* Short problem: Repeat every line of the listing below exactly, minus the pictures.
[START OF Records shown]
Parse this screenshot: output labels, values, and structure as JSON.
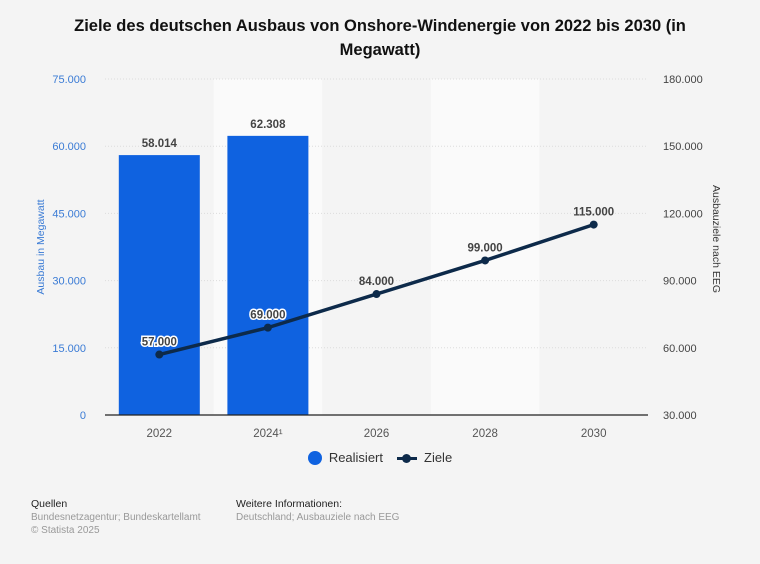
{
  "chart_data": {
    "type": "bar+line",
    "title": "Ziele des deutschen Ausbaus von Onshore-Windenergie von 2022 bis 2030 (in Megawatt)",
    "categories": [
      "2022",
      "2024¹",
      "2026",
      "2028",
      "2030"
    ],
    "series": [
      {
        "name": "Realisiert",
        "type": "bar",
        "axis": "left",
        "color": "#0f62e0",
        "values": [
          58014,
          62308,
          null,
          null,
          null
        ],
        "labels": [
          "58.014",
          "62.308",
          null,
          null,
          null
        ]
      },
      {
        "name": "Ziele",
        "type": "line",
        "axis": "right",
        "color": "#0d2a4a",
        "values": [
          57000,
          69000,
          84000,
          99000,
          115000
        ],
        "labels": [
          "57.000",
          "69.000",
          "84.000",
          "99.000",
          "115.000"
        ]
      }
    ],
    "y_left": {
      "label": "Ausbau in Megawatt",
      "range": [
        0,
        75000
      ],
      "ticks": [
        0,
        15000,
        30000,
        45000,
        60000,
        75000
      ],
      "tick_labels": [
        "0",
        "15.000",
        "30.000",
        "45.000",
        "60.000",
        "75.000"
      ],
      "color": "#3a7bd5"
    },
    "y_right": {
      "label": "Ausbauziele nach EEG",
      "range": [
        30000,
        180000
      ],
      "ticks": [
        30000,
        60000,
        90000,
        120000,
        150000,
        180000
      ],
      "tick_labels": [
        "30.000",
        "60.000",
        "90.000",
        "120.000",
        "150.000",
        "180.000"
      ]
    },
    "grid": true,
    "legend": "bottom-center"
  },
  "legend": {
    "items": [
      {
        "label": "Realisiert",
        "icon": "blue-dot-icon"
      },
      {
        "label": "Ziele",
        "icon": "line-marker-icon"
      }
    ]
  },
  "footer": {
    "sources_heading": "Quellen",
    "sources": "Bundesnetzagentur; Bundeskartellamt",
    "copyright": "© Statista 2025",
    "info_heading": "Weitere Informationen:",
    "info": "Deutschland; Ausbauziele nach EEG"
  }
}
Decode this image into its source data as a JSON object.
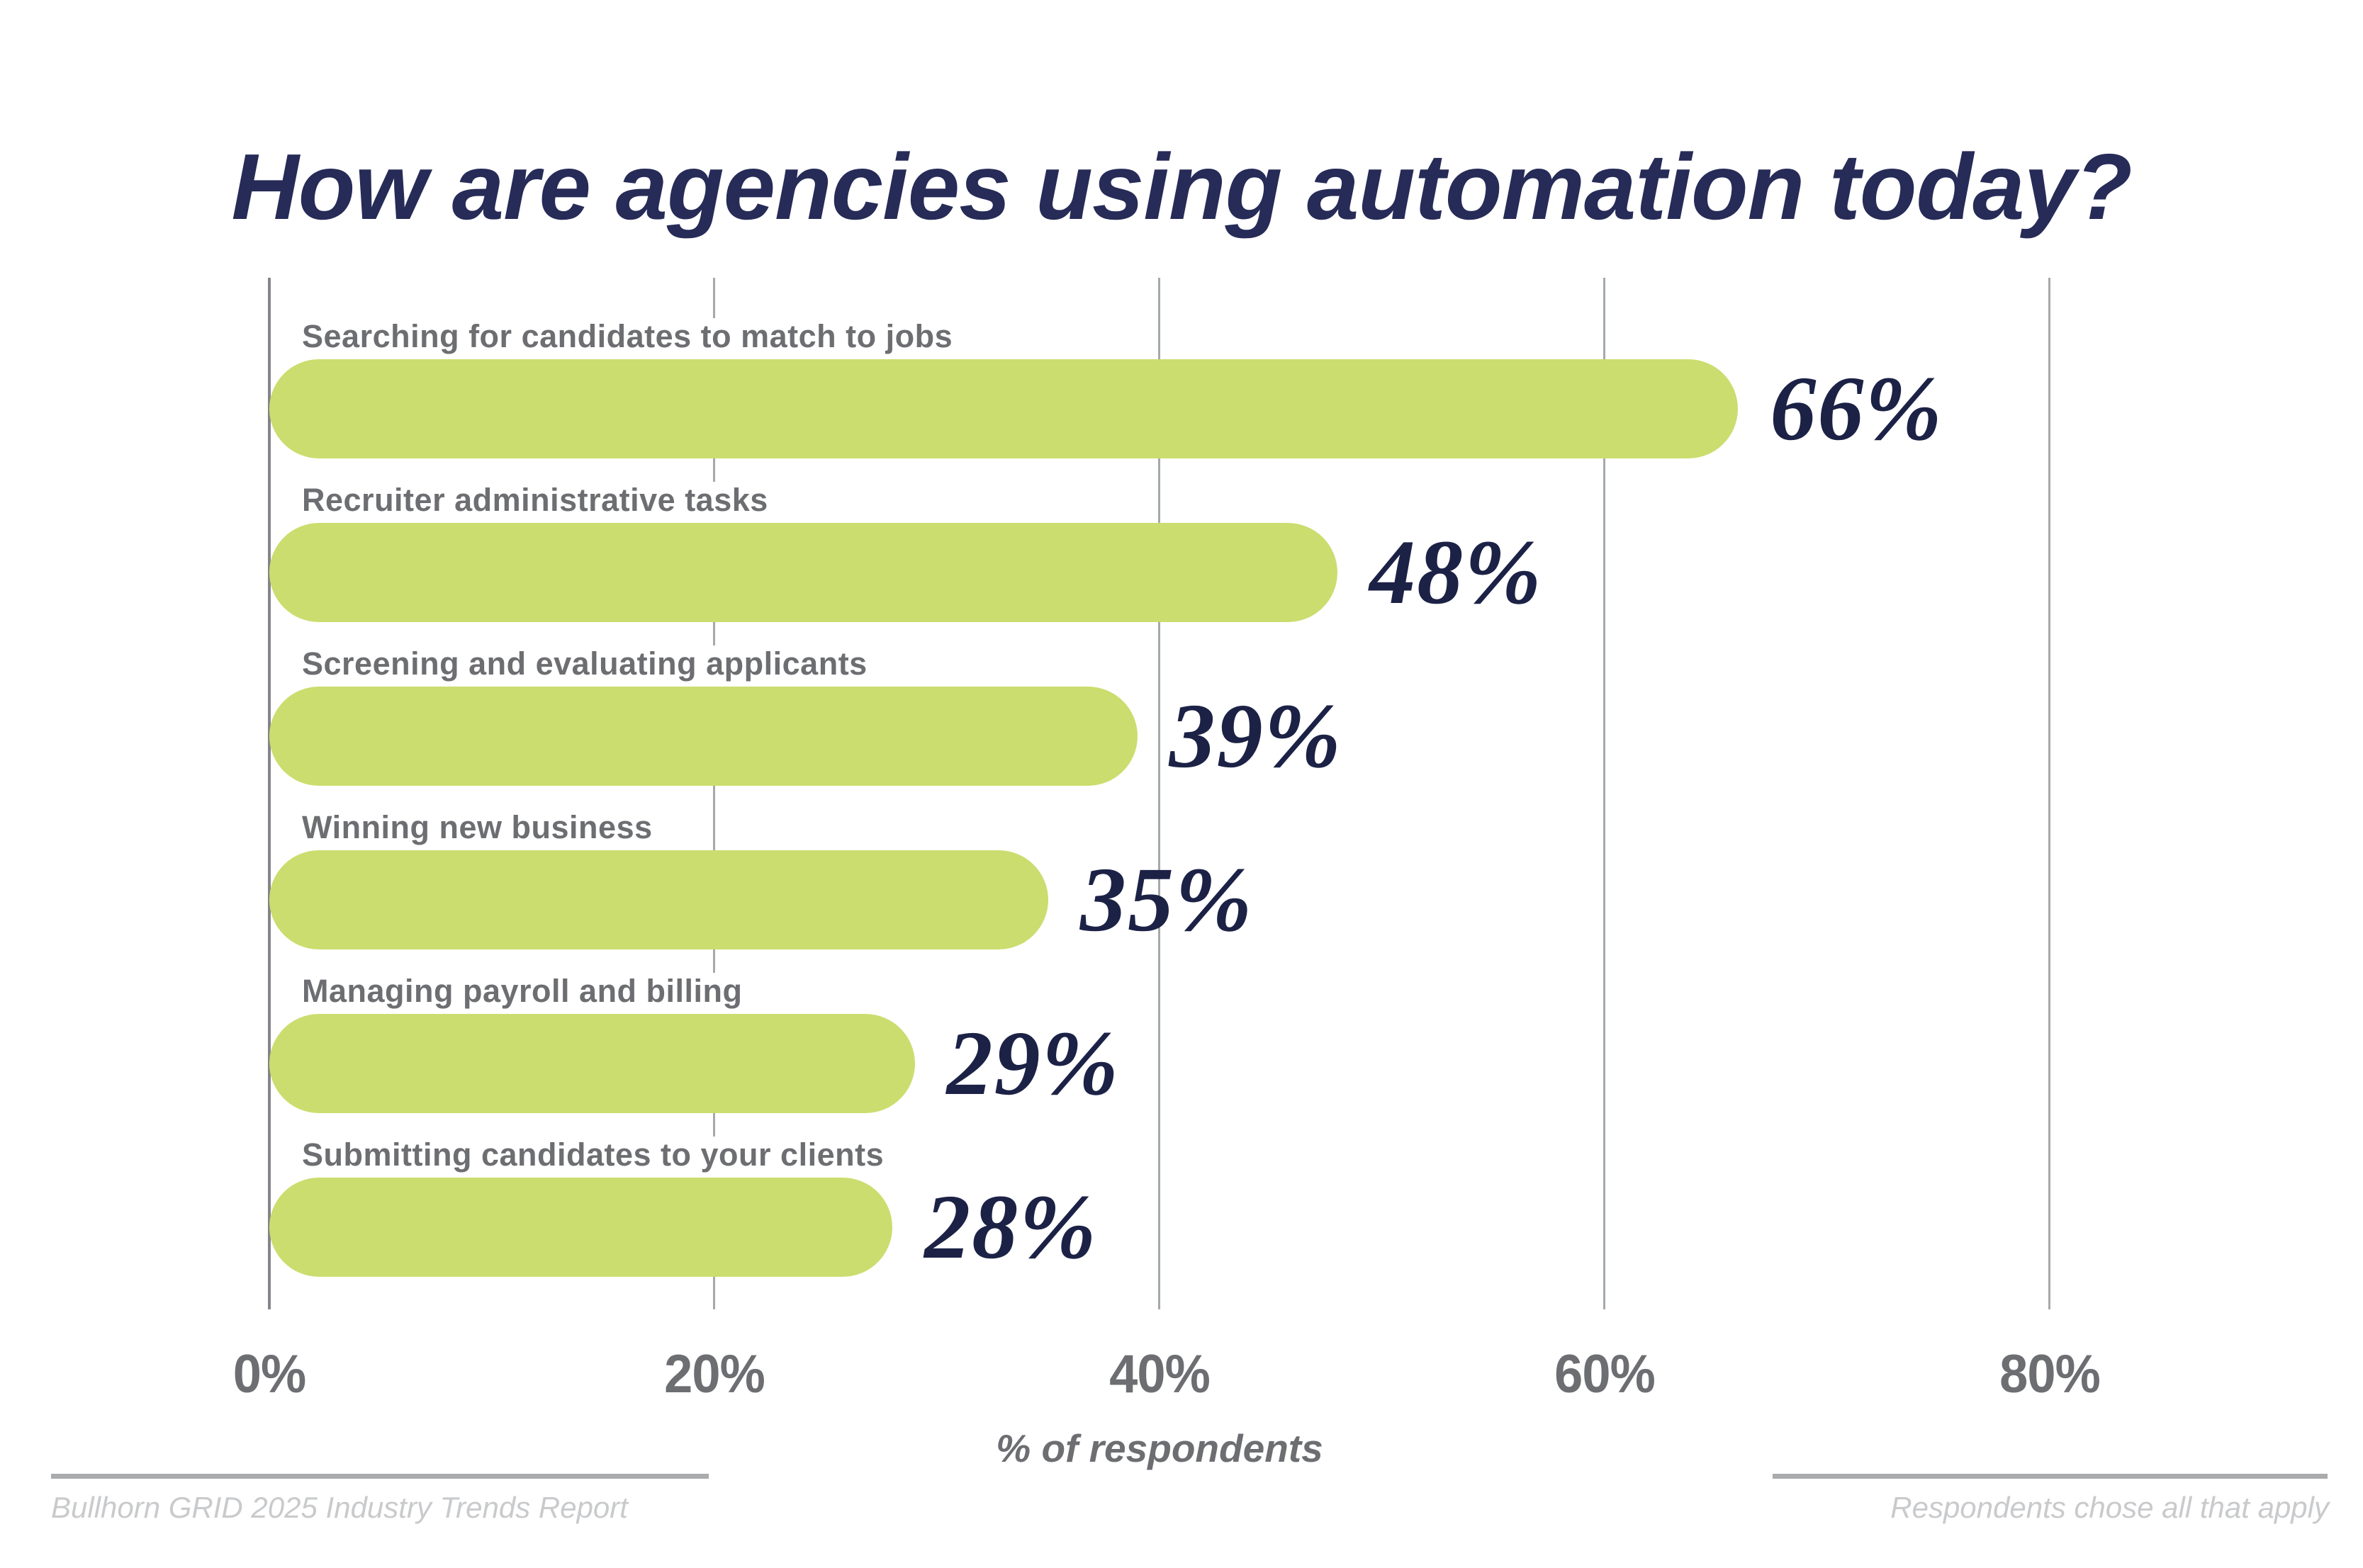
{
  "title": "How are agencies using automation today?",
  "chart_data": {
    "type": "bar",
    "orientation": "horizontal",
    "title": "How are agencies using automation today?",
    "categories": [
      "Searching for candidates to match to jobs",
      "Recruiter administrative tasks",
      "Screening and evaluating applicants",
      "Winning new business",
      "Managing payroll and billing",
      "Submitting candidates to your clients"
    ],
    "values": [
      66,
      48,
      39,
      35,
      29,
      28
    ],
    "value_labels": [
      "66%",
      "48%",
      "39%",
      "35%",
      "29%",
      "28%"
    ],
    "xlabel": "% of respondents",
    "ylabel": "",
    "x_ticks": [
      "0%",
      "20%",
      "40%",
      "60%",
      "80%"
    ],
    "x_tick_values": [
      0,
      20,
      40,
      60,
      80
    ],
    "xlim": [
      0,
      80
    ],
    "grid": "vertical",
    "legend": "none",
    "bar_color": "#cbdd6e",
    "value_label_color": "#1c2246",
    "category_label_color": "#6d6e71",
    "gridline_color": "#a6a9ac"
  },
  "colors": {
    "title_navy": "#262b57",
    "bar_green": "#cbdd6e",
    "label_gray": "#6d6e71",
    "footer_gray": "#c9cacc",
    "rule_gray": "#a9abac",
    "background": "#ffffff"
  },
  "footer": {
    "left": "Bullhorn GRID 2025 Industry Trends Report",
    "right": "Respondents chose all that apply"
  }
}
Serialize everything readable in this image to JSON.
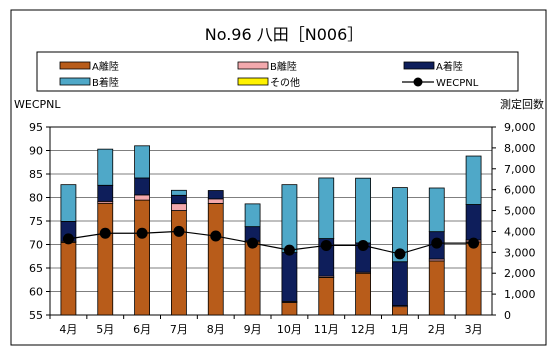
{
  "chart_data": {
    "type": "bar",
    "title": "No.96 八田［N006］",
    "ylabel_left": "WECPNL",
    "ylabel_right": "測定回数",
    "categories": [
      "4月",
      "5月",
      "6月",
      "7月",
      "8月",
      "9月",
      "10月",
      "11月",
      "12月",
      "1月",
      "2月",
      "3月"
    ],
    "ylim_left": [
      55,
      95
    ],
    "yticks_left": [
      "55",
      "60",
      "65",
      "70",
      "75",
      "80",
      "85",
      "90",
      "95"
    ],
    "ylim_right": [
      0,
      9000
    ],
    "yticks_right": [
      "0",
      "1,000",
      "2,000",
      "3,000",
      "4,000",
      "5,000",
      "6,000",
      "7,000",
      "8,000",
      "9,000"
    ],
    "legend_placement": "top",
    "series": [
      {
        "name": "A離陸",
        "kind": "bar",
        "color": "#B85C1A",
        "values": [
          3480,
          5350,
          5500,
          5000,
          5340,
          3500,
          600,
          1800,
          2000,
          400,
          2590,
          3500
        ]
      },
      {
        "name": "B離陸",
        "kind": "bar",
        "color": "#F3A9AD",
        "values": [
          50,
          90,
          250,
          330,
          220,
          50,
          50,
          60,
          50,
          50,
          90,
          90
        ]
      },
      {
        "name": "A着陸",
        "kind": "bar",
        "color": "#0E1E5B",
        "values": [
          950,
          770,
          810,
          400,
          400,
          680,
          2340,
          1800,
          1400,
          2100,
          1310,
          1700
        ]
      },
      {
        "name": "B着陸",
        "kind": "bar",
        "color": "#4FA8C8",
        "values": [
          1760,
          1730,
          1540,
          240,
          0,
          1090,
          3250,
          2900,
          3100,
          3550,
          2090,
          2320
        ]
      },
      {
        "name": "その他",
        "kind": "bar",
        "color": "#FFF200",
        "values": [
          0,
          0,
          0,
          0,
          0,
          0,
          0,
          0,
          0,
          0,
          0,
          0
        ]
      },
      {
        "name": "WECPNL",
        "kind": "line",
        "color": "#000000",
        "values": [
          71.2,
          72.4,
          72.4,
          72.8,
          71.8,
          70.3,
          68.8,
          69.8,
          69.8,
          68.0,
          70.3,
          70.3
        ]
      }
    ]
  }
}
[END OF Records shown]
* Task output:
Parse this screenshot: output labels, values, and structure as JSON.
{
  "chart_data": {
    "type": "bar+line",
    "title": "Ziele des deutschen Ausbaus von Onshore-Windenergie von 2022 bis 2030 (in Megawatt)",
    "categories": [
      "2022",
      "2024¹",
      "2026",
      "2028",
      "2030"
    ],
    "series": [
      {
        "name": "Realisiert",
        "type": "bar",
        "axis": "left",
        "color": "#0f62e0",
        "values": [
          58014,
          62308,
          null,
          null,
          null
        ],
        "labels": [
          "58.014",
          "62.308",
          null,
          null,
          null
        ]
      },
      {
        "name": "Ziele",
        "type": "line",
        "axis": "right",
        "color": "#0d2a4a",
        "values": [
          57000,
          69000,
          84000,
          99000,
          115000
        ],
        "labels": [
          "57.000",
          "69.000",
          "84.000",
          "99.000",
          "115.000"
        ]
      }
    ],
    "y_left": {
      "label": "Ausbau in Megawatt",
      "range": [
        0,
        75000
      ],
      "ticks": [
        0,
        15000,
        30000,
        45000,
        60000,
        75000
      ],
      "tick_labels": [
        "0",
        "15.000",
        "30.000",
        "45.000",
        "60.000",
        "75.000"
      ],
      "color": "#3a7bd5"
    },
    "y_right": {
      "label": "Ausbauziele nach EEG",
      "range": [
        30000,
        180000
      ],
      "ticks": [
        30000,
        60000,
        90000,
        120000,
        150000,
        180000
      ],
      "tick_labels": [
        "30.000",
        "60.000",
        "90.000",
        "120.000",
        "150.000",
        "180.000"
      ]
    },
    "grid": true,
    "legend": "bottom-center"
  },
  "legend": {
    "items": [
      {
        "label": "Realisiert",
        "icon": "blue-dot-icon"
      },
      {
        "label": "Ziele",
        "icon": "line-marker-icon"
      }
    ]
  },
  "footer": {
    "sources_heading": "Quellen",
    "sources": "Bundesnetzagentur; Bundeskartellamt",
    "copyright": "© Statista 2025",
    "info_heading": "Weitere Informationen:",
    "info": "Deutschland; Ausbauziele nach EEG"
  }
}
Decode this image into its source data as a JSON object.
{
  "title": "How are agencies using automation today?",
  "chart_data": {
    "type": "bar",
    "orientation": "horizontal",
    "title": "How are agencies using automation today?",
    "categories": [
      "Searching for candidates to match to jobs",
      "Recruiter administrative tasks",
      "Screening and evaluating applicants",
      "Winning new business",
      "Managing payroll and billing",
      "Submitting candidates to your clients"
    ],
    "values": [
      66,
      48,
      39,
      35,
      29,
      28
    ],
    "value_labels": [
      "66%",
      "48%",
      "39%",
      "35%",
      "29%",
      "28%"
    ],
    "xlabel": "% of respondents",
    "ylabel": "",
    "x_ticks": [
      "0%",
      "20%",
      "40%",
      "60%",
      "80%"
    ],
    "x_tick_values": [
      0,
      20,
      40,
      60,
      80
    ],
    "xlim": [
      0,
      80
    ],
    "grid": "vertical",
    "legend": "none",
    "bar_color": "#cbdd6e",
    "value_label_color": "#1c2246",
    "category_label_color": "#6d6e71",
    "gridline_color": "#a6a9ac"
  },
  "colors": {
    "title_navy": "#262b57",
    "bar_green": "#cbdd6e",
    "label_gray": "#6d6e71",
    "footer_gray": "#c9cacc",
    "rule_gray": "#a9abac",
    "background": "#ffffff"
  },
  "footer": {
    "left": "Bullhorn GRID 2025 Industry Trends Report",
    "right": "Respondents chose all that apply"
  }
}
Serialize everything readable in this image to JSON.
{
  "chart_data": {
    "type": "bar",
    "title": "No.96 八田［N006］",
    "ylabel_left": "WECPNL",
    "ylabel_right": "測定回数",
    "categories": [
      "4月",
      "5月",
      "6月",
      "7月",
      "8月",
      "9月",
      "10月",
      "11月",
      "12月",
      "1月",
      "2月",
      "3月"
    ],
    "ylim_left": [
      55,
      95
    ],
    "yticks_left": [
      "55",
      "60",
      "65",
      "70",
      "75",
      "80",
      "85",
      "90",
      "95"
    ],
    "ylim_right": [
      0,
      9000
    ],
    "yticks_right": [
      "0",
      "1,000",
      "2,000",
      "3,000",
      "4,000",
      "5,000",
      "6,000",
      "7,000",
      "8,000",
      "9,000"
    ],
    "legend_placement": "top",
    "series": [
      {
        "name": "A離陸",
        "kind": "bar",
        "color": "#B85C1A",
        "values": [
          3480,
          5350,
          5500,
          5000,
          5340,
          3500,
          600,
          1800,
          2000,
          400,
          2590,
          3500
        ]
      },
      {
        "name": "B離陸",
        "kind": "bar",
        "color": "#F3A9AD",
        "values": [
          50,
          90,
          250,
          330,
          220,
          50,
          50,
          60,
          50,
          50,
          90,
          90
        ]
      },
      {
        "name": "A着陸",
        "kind": "bar",
        "color": "#0E1E5B",
        "values": [
          950,
          770,
          810,
          400,
          400,
          680,
          2340,
          1800,
          1400,
          2100,
          1310,
          1700
        ]
      },
      {
        "name": "B着陸",
        "kind": "bar",
        "color": "#4FA8C8",
        "values": [
          1760,
          1730,
          1540,
          240,
          0,
          1090,
          3250,
          2900,
          3100,
          3550,
          2090,
          2320
        ]
      },
      {
        "name": "その他",
        "kind": "bar",
        "color": "#FFF200",
        "values": [
          0,
          0,
          0,
          0,
          0,
          0,
          0,
          0,
          0,
          0,
          0,
          0
        ]
      },
      {
        "name": "WECPNL",
        "kind": "line",
        "color": "#000000",
        "values": [
          71.2,
          72.4,
          72.4,
          72.8,
          71.8,
          70.3,
          68.8,
          69.8,
          69.8,
          68.0,
          70.3,
          70.3
        ]
      }
    ]
  }
}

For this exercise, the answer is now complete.